Problem requirements: Make an exact copy of all the data.

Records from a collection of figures

________________________

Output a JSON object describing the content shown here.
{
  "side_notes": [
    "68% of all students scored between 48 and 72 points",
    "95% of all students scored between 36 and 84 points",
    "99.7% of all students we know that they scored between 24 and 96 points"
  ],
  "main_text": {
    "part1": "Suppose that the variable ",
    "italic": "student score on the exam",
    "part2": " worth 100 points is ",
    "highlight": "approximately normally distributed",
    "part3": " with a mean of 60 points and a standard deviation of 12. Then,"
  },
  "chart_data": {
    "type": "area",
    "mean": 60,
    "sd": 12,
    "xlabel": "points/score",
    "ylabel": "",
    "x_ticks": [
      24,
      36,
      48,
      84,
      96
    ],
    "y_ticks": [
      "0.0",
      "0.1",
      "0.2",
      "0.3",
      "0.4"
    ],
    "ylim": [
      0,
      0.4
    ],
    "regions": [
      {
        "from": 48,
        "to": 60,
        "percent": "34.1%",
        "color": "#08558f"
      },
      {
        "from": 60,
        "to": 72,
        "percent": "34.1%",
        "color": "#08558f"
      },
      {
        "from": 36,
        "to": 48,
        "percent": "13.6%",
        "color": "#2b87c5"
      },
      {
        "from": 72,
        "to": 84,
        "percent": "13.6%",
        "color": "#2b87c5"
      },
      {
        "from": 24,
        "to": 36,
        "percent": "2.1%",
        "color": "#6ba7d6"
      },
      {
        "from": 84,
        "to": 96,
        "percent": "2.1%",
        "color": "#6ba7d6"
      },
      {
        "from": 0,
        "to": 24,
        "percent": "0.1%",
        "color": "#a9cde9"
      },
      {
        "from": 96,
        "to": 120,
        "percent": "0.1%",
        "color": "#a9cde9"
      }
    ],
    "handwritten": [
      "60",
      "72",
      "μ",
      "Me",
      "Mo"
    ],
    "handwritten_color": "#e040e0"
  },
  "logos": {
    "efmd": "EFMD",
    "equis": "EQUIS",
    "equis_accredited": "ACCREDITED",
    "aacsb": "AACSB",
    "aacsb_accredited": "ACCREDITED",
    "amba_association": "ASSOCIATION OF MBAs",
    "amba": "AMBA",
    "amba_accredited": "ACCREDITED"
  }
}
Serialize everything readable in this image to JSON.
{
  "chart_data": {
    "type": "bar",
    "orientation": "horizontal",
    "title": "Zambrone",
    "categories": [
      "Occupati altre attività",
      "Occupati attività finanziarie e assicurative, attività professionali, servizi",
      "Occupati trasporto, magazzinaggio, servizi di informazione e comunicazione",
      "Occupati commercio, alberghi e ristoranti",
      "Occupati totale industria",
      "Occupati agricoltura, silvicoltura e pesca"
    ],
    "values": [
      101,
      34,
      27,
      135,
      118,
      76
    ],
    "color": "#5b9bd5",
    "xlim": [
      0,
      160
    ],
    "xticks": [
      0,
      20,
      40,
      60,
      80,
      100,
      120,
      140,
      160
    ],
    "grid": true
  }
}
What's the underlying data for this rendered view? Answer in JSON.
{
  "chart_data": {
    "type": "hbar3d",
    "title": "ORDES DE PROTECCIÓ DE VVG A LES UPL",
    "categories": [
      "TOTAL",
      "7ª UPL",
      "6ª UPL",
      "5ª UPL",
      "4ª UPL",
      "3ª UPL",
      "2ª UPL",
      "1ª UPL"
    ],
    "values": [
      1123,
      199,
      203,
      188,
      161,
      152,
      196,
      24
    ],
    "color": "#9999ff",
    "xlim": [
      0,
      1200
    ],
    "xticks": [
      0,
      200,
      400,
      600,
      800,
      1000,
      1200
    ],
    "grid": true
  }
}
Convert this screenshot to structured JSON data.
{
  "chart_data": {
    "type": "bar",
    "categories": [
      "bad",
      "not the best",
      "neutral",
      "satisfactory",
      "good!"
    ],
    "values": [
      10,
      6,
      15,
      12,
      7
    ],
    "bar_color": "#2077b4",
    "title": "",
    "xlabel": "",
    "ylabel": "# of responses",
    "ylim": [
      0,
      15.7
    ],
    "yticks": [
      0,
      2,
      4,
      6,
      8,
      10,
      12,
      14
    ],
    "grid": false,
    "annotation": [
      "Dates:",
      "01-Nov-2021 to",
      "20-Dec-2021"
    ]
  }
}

________________________

Exercise result:
Output a JSON object describing the content shown here.
{
  "side_notes": [
    "68% of all students scored between 48 and 72 points",
    "95% of all students scored between 36 and 84 points",
    "99.7% of all students we know that they scored between 24 and 96 points"
  ],
  "main_text": {
    "part1": "Suppose that the variable ",
    "italic": "student score on the exam",
    "part2": " worth 100 points is ",
    "highlight": "approximately normally distributed",
    "part3": " with a mean of 60 points and a standard deviation of 12. Then,"
  },
  "chart_data": {
    "type": "area",
    "mean": 60,
    "sd": 12,
    "xlabel": "points/score",
    "ylabel": "",
    "x_ticks": [
      24,
      36,
      48,
      84,
      96
    ],
    "y_ticks": [
      "0.0",
      "0.1",
      "0.2",
      "0.3",
      "0.4"
    ],
    "ylim": [
      0,
      0.4
    ],
    "regions": [
      {
        "from": 48,
        "to": 60,
        "percent": "34.1%",
        "color": "#08558f"
      },
      {
        "from": 60,
        "to": 72,
        "percent": "34.1%",
        "color": "#08558f"
      },
      {
        "from": 36,
        "to": 48,
        "percent": "13.6%",
        "color": "#2b87c5"
      },
      {
        "from": 72,
        "to": 84,
        "percent": "13.6%",
        "color": "#2b87c5"
      },
      {
        "from": 24,
        "to": 36,
        "percent": "2.1%",
        "color": "#6ba7d6"
      },
      {
        "from": 84,
        "to": 96,
        "percent": "2.1%",
        "color": "#6ba7d6"
      },
      {
        "from": 0,
        "to": 24,
        "percent": "0.1%",
        "color": "#a9cde9"
      },
      {
        "from": 96,
        "to": 120,
        "percent": "0.1%",
        "color": "#a9cde9"
      }
    ],
    "handwritten": [
      "60",
      "72",
      "μ",
      "Me",
      "Mo"
    ],
    "handwritten_color": "#e040e0"
  },
  "logos": {
    "efmd": "EFMD",
    "equis": "EQUIS",
    "equis_accredited": "ACCREDITED",
    "aacsb": "AACSB",
    "aacsb_accredited": "ACCREDITED",
    "amba_association": "ASSOCIATION OF MBAs",
    "amba": "AMBA",
    "amba_accredited": "ACCREDITED"
  }
}
Serialize everything readable in this image to JSON.
{
  "chart_data": {
    "type": "bar",
    "orientation": "horizontal",
    "title": "Zambrone",
    "categories": [
      "Occupati altre attività",
      "Occupati attività finanziarie e assicurative, attività professionali, servizi",
      "Occupati trasporto, magazzinaggio, servizi di informazione e comunicazione",
      "Occupati commercio, alberghi e ristoranti",
      "Occupati totale industria",
      "Occupati agricoltura, silvicoltura e pesca"
    ],
    "values": [
      101,
      34,
      27,
      135,
      118,
      76
    ],
    "color": "#5b9bd5",
    "xlim": [
      0,
      160
    ],
    "xticks": [
      0,
      20,
      40,
      60,
      80,
      100,
      120,
      140,
      160
    ],
    "grid": true
  }
}
What's the underlying data for this rendered view? Answer in JSON.
{
  "chart_data": {
    "type": "hbar3d",
    "title": "ORDES DE PROTECCIÓ DE VVG A LES UPL",
    "categories": [
      "TOTAL",
      "7ª UPL",
      "6ª UPL",
      "5ª UPL",
      "4ª UPL",
      "3ª UPL",
      "2ª UPL",
      "1ª UPL"
    ],
    "values": [
      1123,
      199,
      203,
      188,
      161,
      152,
      196,
      24
    ],
    "color": "#9999ff",
    "xlim": [
      0,
      1200
    ],
    "xticks": [
      0,
      200,
      400,
      600,
      800,
      1000,
      1200
    ],
    "grid": true
  }
}
Convert this screenshot to structured JSON data.
{
  "chart_data": {
    "type": "bar",
    "categories": [
      "bad",
      "not the best",
      "neutral",
      "satisfactory",
      "good!"
    ],
    "values": [
      10,
      6,
      15,
      12,
      7
    ],
    "bar_color": "#2077b4",
    "title": "",
    "xlabel": "",
    "ylabel": "# of responses",
    "ylim": [
      0,
      15.7
    ],
    "yticks": [
      0,
      2,
      4,
      6,
      8,
      10,
      12,
      14
    ],
    "grid": false,
    "annotation": [
      "Dates:",
      "01-Nov-2021 to",
      "20-Dec-2021"
    ]
  }
}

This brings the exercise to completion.